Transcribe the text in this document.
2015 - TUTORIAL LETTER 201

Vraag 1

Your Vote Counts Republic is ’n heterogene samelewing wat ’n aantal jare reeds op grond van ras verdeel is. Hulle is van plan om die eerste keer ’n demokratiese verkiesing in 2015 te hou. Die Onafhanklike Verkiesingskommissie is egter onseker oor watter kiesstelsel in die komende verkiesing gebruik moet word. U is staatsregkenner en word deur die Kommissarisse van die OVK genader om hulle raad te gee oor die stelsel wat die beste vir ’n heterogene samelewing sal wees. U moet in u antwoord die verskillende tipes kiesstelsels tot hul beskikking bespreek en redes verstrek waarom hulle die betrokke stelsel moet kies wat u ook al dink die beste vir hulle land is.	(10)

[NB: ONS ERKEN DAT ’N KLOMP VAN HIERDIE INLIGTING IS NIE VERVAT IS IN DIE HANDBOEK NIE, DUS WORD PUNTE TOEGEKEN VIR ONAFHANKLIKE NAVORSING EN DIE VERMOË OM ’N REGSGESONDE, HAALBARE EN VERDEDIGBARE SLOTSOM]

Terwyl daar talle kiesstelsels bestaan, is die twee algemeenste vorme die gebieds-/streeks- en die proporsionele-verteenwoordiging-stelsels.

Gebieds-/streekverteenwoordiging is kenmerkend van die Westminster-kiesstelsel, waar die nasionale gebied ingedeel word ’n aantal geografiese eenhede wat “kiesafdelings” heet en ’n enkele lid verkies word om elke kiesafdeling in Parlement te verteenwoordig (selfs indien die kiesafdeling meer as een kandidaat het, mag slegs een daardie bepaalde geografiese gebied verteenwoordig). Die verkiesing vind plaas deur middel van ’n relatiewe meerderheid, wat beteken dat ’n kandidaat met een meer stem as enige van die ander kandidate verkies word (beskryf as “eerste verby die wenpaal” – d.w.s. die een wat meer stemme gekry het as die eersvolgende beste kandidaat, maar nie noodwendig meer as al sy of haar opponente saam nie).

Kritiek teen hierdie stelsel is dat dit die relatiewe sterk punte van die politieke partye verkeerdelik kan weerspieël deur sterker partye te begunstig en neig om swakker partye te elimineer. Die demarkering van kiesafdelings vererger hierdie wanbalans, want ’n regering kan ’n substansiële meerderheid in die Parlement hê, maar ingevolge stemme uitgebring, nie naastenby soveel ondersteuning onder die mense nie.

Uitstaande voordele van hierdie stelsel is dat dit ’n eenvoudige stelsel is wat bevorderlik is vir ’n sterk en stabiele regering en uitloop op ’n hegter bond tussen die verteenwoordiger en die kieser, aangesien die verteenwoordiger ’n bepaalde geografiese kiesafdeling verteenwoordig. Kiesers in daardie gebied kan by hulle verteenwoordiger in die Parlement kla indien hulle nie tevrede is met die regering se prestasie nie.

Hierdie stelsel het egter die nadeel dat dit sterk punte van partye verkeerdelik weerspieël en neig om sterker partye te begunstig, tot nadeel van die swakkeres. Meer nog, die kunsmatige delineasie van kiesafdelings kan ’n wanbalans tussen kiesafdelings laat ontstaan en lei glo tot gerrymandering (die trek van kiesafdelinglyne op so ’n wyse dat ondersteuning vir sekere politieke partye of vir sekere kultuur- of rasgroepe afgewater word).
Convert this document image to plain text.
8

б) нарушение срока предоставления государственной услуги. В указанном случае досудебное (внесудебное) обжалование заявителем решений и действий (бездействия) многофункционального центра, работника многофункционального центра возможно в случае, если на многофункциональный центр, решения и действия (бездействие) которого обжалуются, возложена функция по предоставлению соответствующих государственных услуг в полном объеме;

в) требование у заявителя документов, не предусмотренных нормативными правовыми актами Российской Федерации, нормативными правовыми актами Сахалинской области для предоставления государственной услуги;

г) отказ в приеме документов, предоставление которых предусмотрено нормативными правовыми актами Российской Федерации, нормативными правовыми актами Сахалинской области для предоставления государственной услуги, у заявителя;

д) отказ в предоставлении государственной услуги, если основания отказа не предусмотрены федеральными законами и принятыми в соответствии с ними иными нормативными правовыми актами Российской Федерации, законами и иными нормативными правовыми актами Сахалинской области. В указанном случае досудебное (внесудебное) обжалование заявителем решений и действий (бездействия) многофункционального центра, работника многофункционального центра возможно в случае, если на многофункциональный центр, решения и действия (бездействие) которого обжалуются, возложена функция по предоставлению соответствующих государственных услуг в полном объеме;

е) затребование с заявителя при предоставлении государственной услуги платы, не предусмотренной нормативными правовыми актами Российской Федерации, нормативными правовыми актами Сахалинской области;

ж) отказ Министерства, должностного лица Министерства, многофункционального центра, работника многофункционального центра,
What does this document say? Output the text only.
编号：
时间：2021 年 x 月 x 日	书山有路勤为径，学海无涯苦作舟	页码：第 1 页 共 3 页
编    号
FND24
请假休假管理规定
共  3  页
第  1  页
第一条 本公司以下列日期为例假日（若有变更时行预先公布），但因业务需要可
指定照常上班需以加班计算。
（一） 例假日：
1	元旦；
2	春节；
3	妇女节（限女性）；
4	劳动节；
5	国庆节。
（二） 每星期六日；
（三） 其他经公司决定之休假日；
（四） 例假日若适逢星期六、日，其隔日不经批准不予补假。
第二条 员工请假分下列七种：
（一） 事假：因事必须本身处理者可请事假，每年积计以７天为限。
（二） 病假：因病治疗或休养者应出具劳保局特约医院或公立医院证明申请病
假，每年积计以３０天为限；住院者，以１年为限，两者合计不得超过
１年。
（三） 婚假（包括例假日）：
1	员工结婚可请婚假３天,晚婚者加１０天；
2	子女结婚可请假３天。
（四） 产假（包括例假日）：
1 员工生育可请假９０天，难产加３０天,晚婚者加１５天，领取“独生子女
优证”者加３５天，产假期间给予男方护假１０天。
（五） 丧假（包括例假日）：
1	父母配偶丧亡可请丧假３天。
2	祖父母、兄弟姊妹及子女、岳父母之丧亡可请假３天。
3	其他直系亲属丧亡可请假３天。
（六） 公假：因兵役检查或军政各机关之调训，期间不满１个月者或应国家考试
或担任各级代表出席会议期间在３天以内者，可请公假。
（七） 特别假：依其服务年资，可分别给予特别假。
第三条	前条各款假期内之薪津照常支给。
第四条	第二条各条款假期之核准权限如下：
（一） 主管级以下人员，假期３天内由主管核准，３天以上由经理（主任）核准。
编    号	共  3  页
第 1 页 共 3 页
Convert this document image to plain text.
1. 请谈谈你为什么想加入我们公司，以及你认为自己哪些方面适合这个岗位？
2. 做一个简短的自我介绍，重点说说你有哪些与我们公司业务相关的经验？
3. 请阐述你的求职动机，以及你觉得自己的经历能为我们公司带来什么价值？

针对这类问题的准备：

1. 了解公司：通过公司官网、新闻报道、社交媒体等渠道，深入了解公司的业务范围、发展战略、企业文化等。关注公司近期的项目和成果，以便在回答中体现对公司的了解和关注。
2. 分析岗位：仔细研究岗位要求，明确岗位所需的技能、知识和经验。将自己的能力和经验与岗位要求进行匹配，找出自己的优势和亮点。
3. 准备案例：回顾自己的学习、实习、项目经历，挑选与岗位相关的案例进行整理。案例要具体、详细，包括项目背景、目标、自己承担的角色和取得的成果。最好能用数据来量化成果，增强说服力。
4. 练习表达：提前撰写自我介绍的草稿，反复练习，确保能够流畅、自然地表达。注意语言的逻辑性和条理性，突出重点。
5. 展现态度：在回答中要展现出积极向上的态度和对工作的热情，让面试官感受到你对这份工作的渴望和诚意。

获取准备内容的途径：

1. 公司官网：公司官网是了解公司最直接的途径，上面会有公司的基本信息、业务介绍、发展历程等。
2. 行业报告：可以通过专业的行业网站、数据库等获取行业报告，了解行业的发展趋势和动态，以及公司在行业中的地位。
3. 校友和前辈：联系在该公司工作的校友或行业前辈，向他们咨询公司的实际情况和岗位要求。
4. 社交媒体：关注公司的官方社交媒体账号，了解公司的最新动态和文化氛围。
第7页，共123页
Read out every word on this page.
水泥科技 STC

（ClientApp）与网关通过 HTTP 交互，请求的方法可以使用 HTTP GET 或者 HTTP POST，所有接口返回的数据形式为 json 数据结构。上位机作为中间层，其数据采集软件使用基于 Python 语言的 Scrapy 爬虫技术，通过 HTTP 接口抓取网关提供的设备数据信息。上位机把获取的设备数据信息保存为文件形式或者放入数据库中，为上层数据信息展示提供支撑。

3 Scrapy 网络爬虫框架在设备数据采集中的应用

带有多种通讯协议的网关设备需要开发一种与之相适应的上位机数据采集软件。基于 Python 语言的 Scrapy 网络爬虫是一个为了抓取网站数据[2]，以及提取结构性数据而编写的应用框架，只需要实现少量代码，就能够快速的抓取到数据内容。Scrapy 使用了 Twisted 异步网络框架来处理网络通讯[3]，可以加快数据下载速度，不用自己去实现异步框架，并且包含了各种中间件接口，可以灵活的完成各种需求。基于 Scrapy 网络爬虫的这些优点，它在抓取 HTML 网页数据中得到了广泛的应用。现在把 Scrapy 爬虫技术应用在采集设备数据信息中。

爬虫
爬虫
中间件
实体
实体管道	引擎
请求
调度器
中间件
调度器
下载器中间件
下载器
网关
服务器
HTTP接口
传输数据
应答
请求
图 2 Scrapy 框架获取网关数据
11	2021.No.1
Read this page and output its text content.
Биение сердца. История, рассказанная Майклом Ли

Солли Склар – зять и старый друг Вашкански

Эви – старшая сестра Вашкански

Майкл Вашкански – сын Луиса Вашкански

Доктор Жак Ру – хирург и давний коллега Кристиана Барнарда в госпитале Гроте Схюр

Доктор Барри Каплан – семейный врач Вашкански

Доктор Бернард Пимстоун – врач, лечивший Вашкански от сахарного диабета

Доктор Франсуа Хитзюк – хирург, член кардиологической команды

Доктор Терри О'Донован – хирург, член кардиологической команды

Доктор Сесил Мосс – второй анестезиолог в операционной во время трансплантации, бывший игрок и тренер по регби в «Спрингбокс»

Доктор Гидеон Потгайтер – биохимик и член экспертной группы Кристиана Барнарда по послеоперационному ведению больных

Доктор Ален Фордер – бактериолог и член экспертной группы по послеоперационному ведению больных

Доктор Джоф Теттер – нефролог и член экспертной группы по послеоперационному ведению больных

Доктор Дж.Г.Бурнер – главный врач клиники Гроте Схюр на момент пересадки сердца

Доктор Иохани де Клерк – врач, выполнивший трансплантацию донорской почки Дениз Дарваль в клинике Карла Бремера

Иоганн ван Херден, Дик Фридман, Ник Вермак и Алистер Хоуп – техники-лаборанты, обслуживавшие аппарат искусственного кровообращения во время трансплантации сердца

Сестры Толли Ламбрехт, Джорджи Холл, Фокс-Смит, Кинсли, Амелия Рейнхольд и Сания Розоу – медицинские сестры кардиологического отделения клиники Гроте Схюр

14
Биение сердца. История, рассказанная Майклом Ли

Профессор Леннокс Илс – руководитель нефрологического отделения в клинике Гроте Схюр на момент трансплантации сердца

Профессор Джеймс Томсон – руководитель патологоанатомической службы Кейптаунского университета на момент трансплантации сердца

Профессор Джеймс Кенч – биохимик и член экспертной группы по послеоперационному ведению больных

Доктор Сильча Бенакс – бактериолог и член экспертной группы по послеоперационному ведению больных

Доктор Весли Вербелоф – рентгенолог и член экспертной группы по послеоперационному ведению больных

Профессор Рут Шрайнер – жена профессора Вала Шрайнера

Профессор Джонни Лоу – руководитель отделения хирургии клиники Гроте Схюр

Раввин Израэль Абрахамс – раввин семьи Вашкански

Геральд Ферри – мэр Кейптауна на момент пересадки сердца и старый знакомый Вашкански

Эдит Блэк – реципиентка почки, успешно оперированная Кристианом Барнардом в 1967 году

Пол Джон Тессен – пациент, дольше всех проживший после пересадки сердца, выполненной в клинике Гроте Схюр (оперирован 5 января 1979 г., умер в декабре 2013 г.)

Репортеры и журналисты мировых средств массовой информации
####################
TASK TO CARRY OUT ▸ Go through the material above and count the lines that include "document". Give the number alone.

COMPLETE OUTPUT ▸ 4